┌──
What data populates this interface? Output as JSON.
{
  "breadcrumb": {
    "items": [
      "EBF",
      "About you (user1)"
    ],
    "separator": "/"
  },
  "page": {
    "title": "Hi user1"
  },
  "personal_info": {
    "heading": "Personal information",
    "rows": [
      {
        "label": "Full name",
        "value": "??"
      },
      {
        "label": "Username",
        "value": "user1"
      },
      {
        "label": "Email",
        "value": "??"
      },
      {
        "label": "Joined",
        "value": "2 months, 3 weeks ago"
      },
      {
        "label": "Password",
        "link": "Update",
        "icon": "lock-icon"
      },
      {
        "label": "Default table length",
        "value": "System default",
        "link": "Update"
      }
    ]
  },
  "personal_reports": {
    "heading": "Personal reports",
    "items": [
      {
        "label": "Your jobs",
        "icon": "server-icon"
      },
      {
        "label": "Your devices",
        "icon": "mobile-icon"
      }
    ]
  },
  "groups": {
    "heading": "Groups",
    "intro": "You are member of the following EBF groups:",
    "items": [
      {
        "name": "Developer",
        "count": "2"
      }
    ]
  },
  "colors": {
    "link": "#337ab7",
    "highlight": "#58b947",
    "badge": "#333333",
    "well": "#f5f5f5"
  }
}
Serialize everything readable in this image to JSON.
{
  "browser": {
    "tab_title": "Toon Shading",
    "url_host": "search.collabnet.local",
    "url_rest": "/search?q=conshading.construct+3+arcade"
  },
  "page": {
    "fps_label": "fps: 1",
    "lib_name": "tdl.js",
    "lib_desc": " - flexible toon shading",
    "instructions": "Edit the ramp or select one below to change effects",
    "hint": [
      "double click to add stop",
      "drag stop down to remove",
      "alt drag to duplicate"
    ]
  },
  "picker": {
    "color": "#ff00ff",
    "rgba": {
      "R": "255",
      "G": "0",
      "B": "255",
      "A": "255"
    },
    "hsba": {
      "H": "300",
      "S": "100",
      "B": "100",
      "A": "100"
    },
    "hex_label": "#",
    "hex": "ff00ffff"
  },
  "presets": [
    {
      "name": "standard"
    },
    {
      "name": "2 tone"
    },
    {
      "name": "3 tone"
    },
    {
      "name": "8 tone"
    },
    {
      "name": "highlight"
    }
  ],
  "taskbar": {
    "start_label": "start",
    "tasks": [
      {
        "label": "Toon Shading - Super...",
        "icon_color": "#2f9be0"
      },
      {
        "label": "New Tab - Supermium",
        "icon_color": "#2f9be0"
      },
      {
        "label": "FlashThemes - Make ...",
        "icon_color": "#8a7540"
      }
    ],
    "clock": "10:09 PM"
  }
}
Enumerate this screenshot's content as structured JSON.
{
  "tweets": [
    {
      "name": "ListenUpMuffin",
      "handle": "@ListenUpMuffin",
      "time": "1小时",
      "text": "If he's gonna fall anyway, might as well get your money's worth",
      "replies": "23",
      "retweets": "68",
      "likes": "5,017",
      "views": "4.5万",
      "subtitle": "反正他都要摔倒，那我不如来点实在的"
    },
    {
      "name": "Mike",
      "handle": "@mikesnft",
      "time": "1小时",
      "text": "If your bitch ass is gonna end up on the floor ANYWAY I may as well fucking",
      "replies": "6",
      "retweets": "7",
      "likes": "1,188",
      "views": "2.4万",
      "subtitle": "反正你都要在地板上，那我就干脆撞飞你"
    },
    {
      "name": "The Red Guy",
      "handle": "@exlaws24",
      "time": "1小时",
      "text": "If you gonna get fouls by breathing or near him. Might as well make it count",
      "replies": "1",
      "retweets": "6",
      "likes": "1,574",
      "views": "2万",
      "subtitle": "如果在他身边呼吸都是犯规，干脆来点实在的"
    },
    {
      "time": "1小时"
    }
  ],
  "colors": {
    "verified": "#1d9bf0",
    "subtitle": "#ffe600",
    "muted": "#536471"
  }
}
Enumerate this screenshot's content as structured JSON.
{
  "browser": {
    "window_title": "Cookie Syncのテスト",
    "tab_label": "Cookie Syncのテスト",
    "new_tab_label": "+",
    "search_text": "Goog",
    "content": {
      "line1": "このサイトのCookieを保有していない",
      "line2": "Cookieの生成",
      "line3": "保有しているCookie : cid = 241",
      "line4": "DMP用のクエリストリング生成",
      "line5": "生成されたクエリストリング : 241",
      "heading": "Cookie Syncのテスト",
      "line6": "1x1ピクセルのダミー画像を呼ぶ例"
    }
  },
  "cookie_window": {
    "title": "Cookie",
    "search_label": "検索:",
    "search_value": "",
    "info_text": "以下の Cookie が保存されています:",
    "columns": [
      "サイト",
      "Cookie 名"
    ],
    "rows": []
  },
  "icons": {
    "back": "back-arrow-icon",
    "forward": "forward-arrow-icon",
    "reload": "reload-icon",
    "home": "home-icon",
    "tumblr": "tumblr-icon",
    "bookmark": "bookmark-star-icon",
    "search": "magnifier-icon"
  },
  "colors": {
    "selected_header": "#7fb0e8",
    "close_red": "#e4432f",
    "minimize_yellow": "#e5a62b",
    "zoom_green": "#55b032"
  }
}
└──
EXERCISE INSTRUCTIONS ▸ Write the listing out again, exactly as shown above.

EXERCISE RESULT ▸
What data populates this interface? Output as JSON.
{
  "breadcrumb": {
    "items": [
      "EBF",
      "About you (user1)"
    ],
    "separator": "/"
  },
  "page": {
    "title": "Hi user1"
  },
  "personal_info": {
    "heading": "Personal information",
    "rows": [
      {
        "label": "Full name",
        "value": "??"
      },
      {
        "label": "Username",
        "value": "user1"
      },
      {
        "label": "Email",
        "value": "??"
      },
      {
        "label": "Joined",
        "value": "2 months, 3 weeks ago"
      },
      {
        "label": "Password",
        "link": "Update",
        "icon": "lock-icon"
      },
      {
        "label": "Default table length",
        "value": "System default",
        "link": "Update"
      }
    ]
  },
  "personal_reports": {
    "heading": "Personal reports",
    "items": [
      {
        "label": "Your jobs",
        "icon": "server-icon"
      },
      {
        "label": "Your devices",
        "icon": "mobile-icon"
      }
    ]
  },
  "groups": {
    "heading": "Groups",
    "intro": "You are member of the following EBF groups:",
    "items": [
      {
        "name": "Developer",
        "count": "2"
      }
    ]
  },
  "colors": {
    "link": "#337ab7",
    "highlight": "#58b947",
    "badge": "#333333",
    "well": "#f5f5f5"
  }
}
Serialize everything readable in this image to JSON.
{
  "browser": {
    "tab_title": "Toon Shading",
    "url_host": "search.collabnet.local",
    "url_rest": "/search?q=conshading.construct+3+arcade"
  },
  "page": {
    "fps_label": "fps: 1",
    "lib_name": "tdl.js",
    "lib_desc": " - flexible toon shading",
    "instructions": "Edit the ramp or select one below to change effects",
    "hint": [
      "double click to add stop",
      "drag stop down to remove",
      "alt drag to duplicate"
    ]
  },
  "picker": {
    "color": "#ff00ff",
    "rgba": {
      "R": "255",
      "G": "0",
      "B": "255",
      "A": "255"
    },
    "hsba": {
      "H": "300",
      "S": "100",
      "B": "100",
      "A": "100"
    },
    "hex_label": "#",
    "hex": "ff00ffff"
  },
  "presets": [
    {
      "name": "standard"
    },
    {
      "name": "2 tone"
    },
    {
      "name": "3 tone"
    },
    {
      "name": "8 tone"
    },
    {
      "name": "highlight"
    }
  ],
  "taskbar": {
    "start_label": "start",
    "tasks": [
      {
        "label": "Toon Shading - Super...",
        "icon_color": "#2f9be0"
      },
      {
        "label": "New Tab - Supermium",
        "icon_color": "#2f9be0"
      },
      {
        "label": "FlashThemes - Make ...",
        "icon_color": "#8a7540"
      }
    ],
    "clock": "10:09 PM"
  }
}
Enumerate this screenshot's content as structured JSON.
{
  "tweets": [
    {
      "name": "ListenUpMuffin",
      "handle": "@ListenUpMuffin",
      "time": "1小时",
      "text": "If he's gonna fall anyway, might as well get your money's worth",
      "replies": "23",
      "retweets": "68",
      "likes": "5,017",
      "views": "4.5万",
      "subtitle": "反正他都要摔倒，那我不如来点实在的"
    },
    {
      "name": "Mike",
      "handle": "@mikesnft",
      "time": "1小时",
      "text": "If your bitch ass is gonna end up on the floor ANYWAY I may as well fucking",
      "replies": "6",
      "retweets": "7",
      "likes": "1,188",
      "views": "2.4万",
      "subtitle": "反正你都要在地板上，那我就干脆撞飞你"
    },
    {
      "name": "The Red Guy",
      "handle": "@exlaws24",
      "time": "1小时",
      "text": "If you gonna get fouls by breathing or near him. Might as well make it count",
      "replies": "1",
      "retweets": "6",
      "likes": "1,574",
      "views": "2万",
      "subtitle": "如果在他身边呼吸都是犯规，干脆来点实在的"
    },
    {
      "time": "1小时"
    }
  ],
  "colors": {
    "verified": "#1d9bf0",
    "subtitle": "#ffe600",
    "muted": "#536471"
  }
}
Enumerate this screenshot's content as structured JSON.
{
  "browser": {
    "window_title": "Cookie Syncのテスト",
    "tab_label": "Cookie Syncのテスト",
    "new_tab_label": "+",
    "search_text": "Goog",
    "content": {
      "line1": "このサイトのCookieを保有していない",
      "line2": "Cookieの生成",
      "line3": "保有しているCookie : cid = 241",
      "line4": "DMP用のクエリストリング生成",
      "line5": "生成されたクエリストリング : 241",
      "heading": "Cookie Syncのテスト",
      "line6": "1x1ピクセルのダミー画像を呼ぶ例"
    }
  },
  "cookie_window": {
    "title": "Cookie",
    "search_label": "検索:",
    "search_value": "",
    "info_text": "以下の Cookie が保存されています:",
    "columns": [
      "サイト",
      "Cookie 名"
    ],
    "rows": []
  },
  "icons": {
    "back": "back-arrow-icon",
    "forward": "forward-arrow-icon",
    "reload": "reload-icon",
    "home": "home-icon",
    "tumblr": "tumblr-icon",
    "bookmark": "bookmark-star-icon",
    "search": "magnifier-icon"
  },
  "colors": {
    "selected_header": "#7fb0e8",
    "close_red": "#e4432f",
    "minimize_yellow": "#e5a62b",
    "zoom_green": "#55b032"
  }
}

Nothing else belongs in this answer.